→ WORK TO COMPLETE
Search the data for the string "text" and extract every line where it appears.

** start **

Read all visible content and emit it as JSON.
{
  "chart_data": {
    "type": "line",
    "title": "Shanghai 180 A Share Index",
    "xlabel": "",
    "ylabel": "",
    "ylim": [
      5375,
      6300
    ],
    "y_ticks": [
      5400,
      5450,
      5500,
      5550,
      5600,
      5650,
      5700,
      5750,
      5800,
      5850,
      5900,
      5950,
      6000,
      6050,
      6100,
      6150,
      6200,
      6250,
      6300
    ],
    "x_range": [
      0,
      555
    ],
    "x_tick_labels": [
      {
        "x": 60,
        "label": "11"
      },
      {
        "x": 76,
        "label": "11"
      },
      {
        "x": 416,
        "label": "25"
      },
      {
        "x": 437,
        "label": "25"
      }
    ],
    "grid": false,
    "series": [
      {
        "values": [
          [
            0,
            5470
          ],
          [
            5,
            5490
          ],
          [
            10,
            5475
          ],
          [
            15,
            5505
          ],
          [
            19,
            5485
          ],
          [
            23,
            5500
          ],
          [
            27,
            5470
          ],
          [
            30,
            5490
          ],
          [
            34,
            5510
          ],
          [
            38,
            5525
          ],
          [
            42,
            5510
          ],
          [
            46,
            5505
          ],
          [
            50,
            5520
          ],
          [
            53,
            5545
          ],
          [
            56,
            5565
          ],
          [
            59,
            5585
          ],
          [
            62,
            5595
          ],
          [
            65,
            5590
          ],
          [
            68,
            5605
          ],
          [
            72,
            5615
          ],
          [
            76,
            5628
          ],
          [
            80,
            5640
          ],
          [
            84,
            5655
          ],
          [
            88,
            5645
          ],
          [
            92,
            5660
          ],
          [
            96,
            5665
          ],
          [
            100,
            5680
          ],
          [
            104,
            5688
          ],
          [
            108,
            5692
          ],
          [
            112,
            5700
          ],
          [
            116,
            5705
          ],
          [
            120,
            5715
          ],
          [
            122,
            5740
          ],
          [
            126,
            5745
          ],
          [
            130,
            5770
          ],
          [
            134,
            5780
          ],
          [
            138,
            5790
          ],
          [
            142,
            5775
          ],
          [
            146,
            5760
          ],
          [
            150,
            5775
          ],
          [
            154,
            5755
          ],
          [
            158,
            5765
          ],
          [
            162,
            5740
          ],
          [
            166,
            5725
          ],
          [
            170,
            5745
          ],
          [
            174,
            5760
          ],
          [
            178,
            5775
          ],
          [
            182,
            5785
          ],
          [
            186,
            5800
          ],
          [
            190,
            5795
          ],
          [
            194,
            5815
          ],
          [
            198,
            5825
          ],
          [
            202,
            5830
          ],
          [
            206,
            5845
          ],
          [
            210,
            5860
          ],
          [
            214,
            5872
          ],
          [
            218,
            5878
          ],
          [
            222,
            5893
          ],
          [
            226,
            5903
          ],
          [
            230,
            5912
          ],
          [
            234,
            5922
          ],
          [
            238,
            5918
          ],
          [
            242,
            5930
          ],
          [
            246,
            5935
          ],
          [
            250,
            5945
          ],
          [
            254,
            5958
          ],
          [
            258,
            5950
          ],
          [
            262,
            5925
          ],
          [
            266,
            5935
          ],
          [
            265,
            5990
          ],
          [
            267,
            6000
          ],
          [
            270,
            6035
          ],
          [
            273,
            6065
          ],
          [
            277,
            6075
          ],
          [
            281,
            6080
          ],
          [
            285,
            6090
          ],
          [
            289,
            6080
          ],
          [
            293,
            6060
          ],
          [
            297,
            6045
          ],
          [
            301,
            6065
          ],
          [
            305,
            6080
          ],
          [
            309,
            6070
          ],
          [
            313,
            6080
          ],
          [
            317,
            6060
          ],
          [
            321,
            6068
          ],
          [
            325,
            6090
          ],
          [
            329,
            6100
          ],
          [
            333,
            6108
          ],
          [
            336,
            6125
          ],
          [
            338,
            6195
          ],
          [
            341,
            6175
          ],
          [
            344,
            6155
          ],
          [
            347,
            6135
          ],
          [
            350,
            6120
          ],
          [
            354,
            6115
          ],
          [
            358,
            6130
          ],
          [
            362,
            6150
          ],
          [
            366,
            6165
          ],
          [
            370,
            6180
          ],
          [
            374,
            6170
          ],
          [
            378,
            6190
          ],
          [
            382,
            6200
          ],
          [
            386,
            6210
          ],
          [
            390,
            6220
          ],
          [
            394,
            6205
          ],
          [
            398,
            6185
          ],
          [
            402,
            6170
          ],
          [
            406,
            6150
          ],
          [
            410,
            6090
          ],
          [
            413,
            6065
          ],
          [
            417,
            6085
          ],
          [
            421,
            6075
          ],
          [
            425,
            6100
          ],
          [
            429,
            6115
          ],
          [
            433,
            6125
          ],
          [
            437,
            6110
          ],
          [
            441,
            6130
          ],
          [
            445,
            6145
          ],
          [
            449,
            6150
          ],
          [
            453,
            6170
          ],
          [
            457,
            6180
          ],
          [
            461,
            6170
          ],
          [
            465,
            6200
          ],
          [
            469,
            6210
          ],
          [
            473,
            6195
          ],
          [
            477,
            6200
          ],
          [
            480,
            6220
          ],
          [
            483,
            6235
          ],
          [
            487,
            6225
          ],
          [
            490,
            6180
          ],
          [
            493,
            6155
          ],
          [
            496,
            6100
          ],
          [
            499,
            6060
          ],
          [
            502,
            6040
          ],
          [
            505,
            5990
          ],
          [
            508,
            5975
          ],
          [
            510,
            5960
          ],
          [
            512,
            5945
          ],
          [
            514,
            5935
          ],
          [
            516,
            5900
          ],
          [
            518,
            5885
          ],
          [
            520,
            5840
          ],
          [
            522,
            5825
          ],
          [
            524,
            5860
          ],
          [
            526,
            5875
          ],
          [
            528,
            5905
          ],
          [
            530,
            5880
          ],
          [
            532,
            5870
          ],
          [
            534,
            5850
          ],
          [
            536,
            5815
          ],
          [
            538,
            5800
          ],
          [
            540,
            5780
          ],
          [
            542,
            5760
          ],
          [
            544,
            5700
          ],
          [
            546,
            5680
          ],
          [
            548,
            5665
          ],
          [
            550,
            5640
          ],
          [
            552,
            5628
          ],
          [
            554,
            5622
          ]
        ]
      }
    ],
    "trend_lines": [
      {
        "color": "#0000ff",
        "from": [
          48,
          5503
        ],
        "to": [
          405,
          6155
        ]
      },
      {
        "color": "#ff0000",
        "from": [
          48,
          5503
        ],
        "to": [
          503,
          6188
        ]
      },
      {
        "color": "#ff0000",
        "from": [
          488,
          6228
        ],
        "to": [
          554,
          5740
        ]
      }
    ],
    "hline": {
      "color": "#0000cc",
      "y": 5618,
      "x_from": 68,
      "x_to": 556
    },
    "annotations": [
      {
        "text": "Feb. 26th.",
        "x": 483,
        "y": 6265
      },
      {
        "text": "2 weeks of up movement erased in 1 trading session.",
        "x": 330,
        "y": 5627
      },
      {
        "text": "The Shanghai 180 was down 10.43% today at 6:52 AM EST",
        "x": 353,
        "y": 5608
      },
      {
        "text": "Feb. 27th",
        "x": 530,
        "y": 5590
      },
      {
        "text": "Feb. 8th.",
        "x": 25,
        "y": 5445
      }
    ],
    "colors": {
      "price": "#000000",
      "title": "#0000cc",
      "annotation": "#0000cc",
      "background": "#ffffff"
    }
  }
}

** end **

→ FULL SOLUTION
        "text": "Feb. 26th.",
        "text": "2 weeks of up movement erased in 1 trading session.",
        "text": "The Shanghai 180 was down 10.43% today at 6:52 AM EST",
        "text": "Feb. 27th",
        "text": "Feb. 8th.",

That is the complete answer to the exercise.